AIM OF THE EXERCISE:
All of the data should be repeated exactly; pictures are not part of the copy.
-- Start DATA FOR THIS TASK --
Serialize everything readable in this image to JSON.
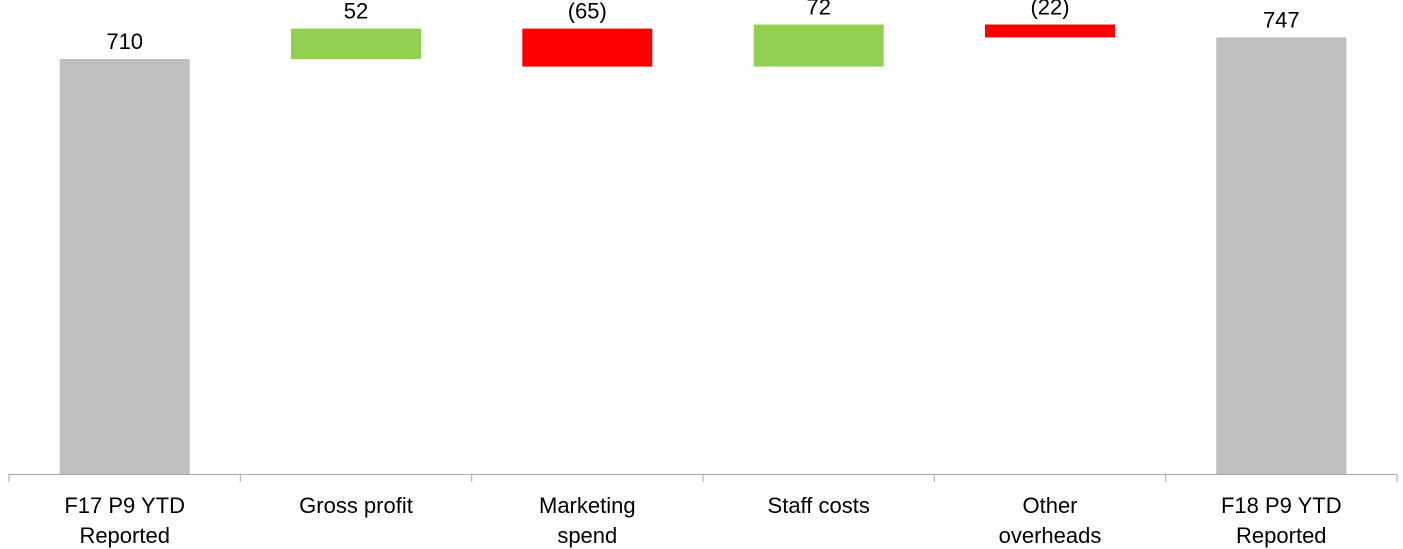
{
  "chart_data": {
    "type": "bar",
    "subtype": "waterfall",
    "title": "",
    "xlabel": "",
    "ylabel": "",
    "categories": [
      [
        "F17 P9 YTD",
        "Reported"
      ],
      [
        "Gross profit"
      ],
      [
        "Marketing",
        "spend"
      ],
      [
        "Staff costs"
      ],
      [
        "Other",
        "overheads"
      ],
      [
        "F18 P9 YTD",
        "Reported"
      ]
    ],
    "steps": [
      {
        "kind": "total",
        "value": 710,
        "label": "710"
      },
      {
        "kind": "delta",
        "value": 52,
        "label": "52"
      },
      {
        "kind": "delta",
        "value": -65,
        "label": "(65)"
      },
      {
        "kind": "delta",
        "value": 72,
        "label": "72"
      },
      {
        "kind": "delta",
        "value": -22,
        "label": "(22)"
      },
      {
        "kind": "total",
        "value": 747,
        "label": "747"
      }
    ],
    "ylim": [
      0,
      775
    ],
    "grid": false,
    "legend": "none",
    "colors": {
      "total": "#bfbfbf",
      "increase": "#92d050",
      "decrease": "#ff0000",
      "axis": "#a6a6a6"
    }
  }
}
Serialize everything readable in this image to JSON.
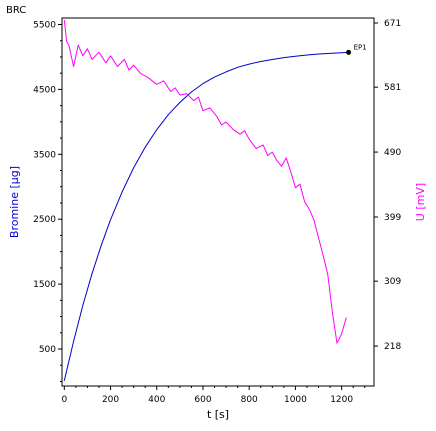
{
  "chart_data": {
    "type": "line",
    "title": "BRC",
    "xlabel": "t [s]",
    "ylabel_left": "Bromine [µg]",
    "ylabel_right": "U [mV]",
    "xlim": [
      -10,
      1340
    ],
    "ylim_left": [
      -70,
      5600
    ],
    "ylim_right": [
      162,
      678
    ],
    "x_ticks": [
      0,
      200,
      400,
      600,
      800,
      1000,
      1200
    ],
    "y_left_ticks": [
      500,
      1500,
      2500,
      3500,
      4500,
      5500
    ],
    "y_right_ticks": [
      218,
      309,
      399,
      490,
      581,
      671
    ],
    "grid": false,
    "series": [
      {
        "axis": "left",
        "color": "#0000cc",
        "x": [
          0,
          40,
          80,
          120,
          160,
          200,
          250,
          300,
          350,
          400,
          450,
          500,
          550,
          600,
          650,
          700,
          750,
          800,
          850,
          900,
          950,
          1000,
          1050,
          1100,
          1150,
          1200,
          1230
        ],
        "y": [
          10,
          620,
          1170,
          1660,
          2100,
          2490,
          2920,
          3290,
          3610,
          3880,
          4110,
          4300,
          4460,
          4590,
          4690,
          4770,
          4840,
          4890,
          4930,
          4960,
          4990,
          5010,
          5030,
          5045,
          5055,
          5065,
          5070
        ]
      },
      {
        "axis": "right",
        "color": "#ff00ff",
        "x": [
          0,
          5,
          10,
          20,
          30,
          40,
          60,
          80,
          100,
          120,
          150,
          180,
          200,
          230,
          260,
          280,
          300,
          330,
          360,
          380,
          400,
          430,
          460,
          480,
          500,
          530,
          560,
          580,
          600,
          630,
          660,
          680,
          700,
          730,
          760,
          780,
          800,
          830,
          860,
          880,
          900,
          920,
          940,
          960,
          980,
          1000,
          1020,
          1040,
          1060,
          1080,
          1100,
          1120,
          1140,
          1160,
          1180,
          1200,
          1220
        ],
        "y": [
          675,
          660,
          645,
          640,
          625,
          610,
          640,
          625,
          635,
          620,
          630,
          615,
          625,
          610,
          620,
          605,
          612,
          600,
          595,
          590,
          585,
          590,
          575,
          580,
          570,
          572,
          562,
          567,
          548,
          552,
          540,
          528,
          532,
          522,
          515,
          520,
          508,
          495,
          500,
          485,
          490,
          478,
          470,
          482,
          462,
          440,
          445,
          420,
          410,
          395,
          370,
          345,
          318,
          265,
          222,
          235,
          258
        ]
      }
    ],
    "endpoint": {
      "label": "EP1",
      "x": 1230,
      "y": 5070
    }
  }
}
-- End DATA FOR THIS TASK --
OUTPUT FOR THIS TASK:
Serialize everything readable in this image to JSON.
{
  "chart_data": {
    "type": "bar",
    "subtype": "waterfall",
    "title": "",
    "xlabel": "",
    "ylabel": "",
    "categories": [
      [
        "F17 P9 YTD",
        "Reported"
      ],
      [
        "Gross profit"
      ],
      [
        "Marketing",
        "spend"
      ],
      [
        "Staff costs"
      ],
      [
        "Other",
        "overheads"
      ],
      [
        "F18 P9 YTD",
        "Reported"
      ]
    ],
    "steps": [
      {
        "kind": "total",
        "value": 710,
        "label": "710"
      },
      {
        "kind": "delta",
        "value": 52,
        "label": "52"
      },
      {
        "kind": "delta",
        "value": -65,
        "label": "(65)"
      },
      {
        "kind": "delta",
        "value": 72,
        "label": "72"
      },
      {
        "kind": "delta",
        "value": -22,
        "label": "(22)"
      },
      {
        "kind": "total",
        "value": 747,
        "label": "747"
      }
    ],
    "ylim": [
      0,
      775
    ],
    "grid": false,
    "legend": "none",
    "colors": {
      "total": "#bfbfbf",
      "increase": "#92d050",
      "decrease": "#ff0000",
      "axis": "#a6a6a6"
    }
  }
}
Serialize everything readable in this image to JSON.
{
  "chart_data": {
    "type": "line",
    "title": "BRC",
    "xlabel": "t [s]",
    "ylabel_left": "Bromine [µg]",
    "ylabel_right": "U [mV]",
    "xlim": [
      -10,
      1340
    ],
    "ylim_left": [
      -70,
      5600
    ],
    "ylim_right": [
      162,
      678
    ],
    "x_ticks": [
      0,
      200,
      400,
      600,
      800,
      1000,
      1200
    ],
    "y_left_ticks": [
      500,
      1500,
      2500,
      3500,
      4500,
      5500
    ],
    "y_right_ticks": [
      218,
      309,
      399,
      490,
      581,
      671
    ],
    "grid": false,
    "series": [
      {
        "axis": "left",
        "color": "#0000cc",
        "x": [
          0,
          40,
          80,
          120,
          160,
          200,
          250,
          300,
          350,
          400,
          450,
          500,
          550,
          600,
          650,
          700,
          750,
          800,
          850,
          900,
          950,
          1000,
          1050,
          1100,
          1150,
          1200,
          1230
        ],
        "y": [
          10,
          620,
          1170,
          1660,
          2100,
          2490,
          2920,
          3290,
          3610,
          3880,
          4110,
          4300,
          4460,
          4590,
          4690,
          4770,
          4840,
          4890,
          4930,
          4960,
          4990,
          5010,
          5030,
          5045,
          5055,
          5065,
          5070
        ]
      },
      {
        "axis": "right",
        "color": "#ff00ff",
        "x": [
          0,
          5,
          10,
          20,
          30,
          40,
          60,
          80,
          100,
          120,
          150,
          180,
          200,
          230,
          260,
          280,
          300,
          330,
          360,
          380,
          400,
          430,
          460,
          480,
          500,
          530,
          560,
          580,
          600,
          630,
          660,
          680,
          700,
          730,
          760,
          780,
          800,
          830,
          860,
          880,
          900,
          920,
          940,
          960,
          980,
          1000,
          1020,
          1040,
          1060,
          1080,
          1100,
          1120,
          1140,
          1160,
          1180,
          1200,
          1220
        ],
        "y": [
          675,
          660,
          645,
          640,
          625,
          610,
          640,
          625,
          635,
          620,
          630,
          615,
          625,
          610,
          620,
          605,
          612,
          600,
          595,
          590,
          585,
          590,
          575,
          580,
          570,
          572,
          562,
          567,
          548,
          552,
          540,
          528,
          532,
          522,
          515,
          520,
          508,
          495,
          500,
          485,
          490,
          478,
          470,
          482,
          462,
          440,
          445,
          420,
          410,
          395,
          370,
          345,
          318,
          265,
          222,
          235,
          258
        ]
      }
    ],
    "endpoint": {
      "label": "EP1",
      "x": 1230,
      "y": 5070
    }
  }
}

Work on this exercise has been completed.